#### [Written task]
Copy every line of the data exactly, leaving nothing out.

#### [Records supplied]
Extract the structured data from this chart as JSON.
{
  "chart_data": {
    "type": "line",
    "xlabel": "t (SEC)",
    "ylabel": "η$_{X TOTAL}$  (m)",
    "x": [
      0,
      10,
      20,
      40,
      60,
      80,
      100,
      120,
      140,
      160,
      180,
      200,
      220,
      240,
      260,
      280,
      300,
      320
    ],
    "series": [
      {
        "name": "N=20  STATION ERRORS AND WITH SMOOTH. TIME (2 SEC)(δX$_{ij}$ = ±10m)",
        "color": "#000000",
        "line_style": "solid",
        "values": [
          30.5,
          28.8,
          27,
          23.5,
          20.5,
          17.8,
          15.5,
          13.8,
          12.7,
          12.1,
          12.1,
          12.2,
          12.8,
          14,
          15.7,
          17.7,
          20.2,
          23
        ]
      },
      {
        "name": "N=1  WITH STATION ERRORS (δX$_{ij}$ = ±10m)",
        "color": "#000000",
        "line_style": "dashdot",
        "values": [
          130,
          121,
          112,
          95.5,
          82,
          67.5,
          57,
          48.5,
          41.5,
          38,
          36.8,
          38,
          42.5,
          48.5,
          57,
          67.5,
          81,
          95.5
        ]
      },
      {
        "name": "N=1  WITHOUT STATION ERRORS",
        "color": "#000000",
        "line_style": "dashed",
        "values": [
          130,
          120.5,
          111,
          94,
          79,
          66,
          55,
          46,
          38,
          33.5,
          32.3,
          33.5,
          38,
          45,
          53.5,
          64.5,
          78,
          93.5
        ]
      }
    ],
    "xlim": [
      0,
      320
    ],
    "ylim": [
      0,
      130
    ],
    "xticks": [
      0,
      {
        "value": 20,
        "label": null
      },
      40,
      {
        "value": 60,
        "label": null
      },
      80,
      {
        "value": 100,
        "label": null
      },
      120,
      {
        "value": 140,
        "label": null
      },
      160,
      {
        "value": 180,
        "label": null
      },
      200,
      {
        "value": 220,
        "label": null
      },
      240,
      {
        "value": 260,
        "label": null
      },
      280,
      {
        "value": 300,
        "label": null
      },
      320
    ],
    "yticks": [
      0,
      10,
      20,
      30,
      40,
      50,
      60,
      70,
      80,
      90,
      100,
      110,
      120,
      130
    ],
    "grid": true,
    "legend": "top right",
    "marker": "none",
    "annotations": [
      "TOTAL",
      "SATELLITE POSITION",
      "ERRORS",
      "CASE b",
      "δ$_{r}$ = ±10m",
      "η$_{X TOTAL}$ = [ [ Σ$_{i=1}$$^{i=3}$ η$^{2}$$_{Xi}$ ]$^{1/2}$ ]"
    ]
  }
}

#### [Result of this exercise]
Extract the structured data from this chart as JSON.
{
  "chart_data": {
    "type": "line",
    "xlabel": "t (SEC)",
    "ylabel": "η$_{X TOTAL}$  (m)",
    "x": [
      0,
      10,
      20,
      40,
      60,
      80,
      100,
      120,
      140,
      160,
      180,
      200,
      220,
      240,
      260,
      280,
      300,
      320
    ],
    "series": [
      {
        "name": "N=20  STATION ERRORS AND WITH SMOOTH. TIME (2 SEC)(δX$_{ij}$ = ±10m)",
        "color": "#000000",
        "line_style": "solid",
        "values": [
          30.5,
          28.8,
          27,
          23.5,
          20.5,
          17.8,
          15.5,
          13.8,
          12.7,
          12.1,
          12.1,
          12.2,
          12.8,
          14,
          15.7,
          17.7,
          20.2,
          23
        ]
      },
      {
        "name": "N=1  WITH STATION ERRORS (δX$_{ij}$ = ±10m)",
        "color": "#000000",
        "line_style": "dashdot",
        "values": [
          130,
          121,
          112,
          95.5,
          82,
          67.5,
          57,
          48.5,
          41.5,
          38,
          36.8,
          38,
          42.5,
          48.5,
          57,
          67.5,
          81,
          95.5
        ]
      },
      {
        "name": "N=1  WITHOUT STATION ERRORS",
        "color": "#000000",
        "line_style": "dashed",
        "values": [
          130,
          120.5,
          111,
          94,
          79,
          66,
          55,
          46,
          38,
          33.5,
          32.3,
          33.5,
          38,
          45,
          53.5,
          64.5,
          78,
          93.5
        ]
      }
    ],
    "xlim": [
      0,
      320
    ],
    "ylim": [
      0,
      130
    ],
    "xticks": [
      0,
      {
        "value": 20,
        "label": null
      },
      40,
      {
        "value": 60,
        "label": null
      },
      80,
      {
        "value": 100,
        "label": null
      },
      120,
      {
        "value": 140,
        "label": null
      },
      160,
      {
        "value": 180,
        "label": null
      },
      200,
      {
        "value": 220,
        "label": null
      },
      240,
      {
        "value": 260,
        "label": null
      },
      280,
      {
        "value": 300,
        "label": null
      },
      320
    ],
    "yticks": [
      0,
      10,
      20,
      30,
      40,
      50,
      60,
      70,
      80,
      90,
      100,
      110,
      120,
      130
    ],
    "grid": true,
    "legend": "top right",
    "marker": "none",
    "annotations": [
      "TOTAL",
      "SATELLITE POSITION",
      "ERRORS",
      "CASE b",
      "δ$_{r}$ = ±10m",
      "η$_{X TOTAL}$ = [ [ Σ$_{i=1}$$^{i=3}$ η$^{2}$$_{Xi}$ ]$^{1/2}$ ]"
    ]
  }
}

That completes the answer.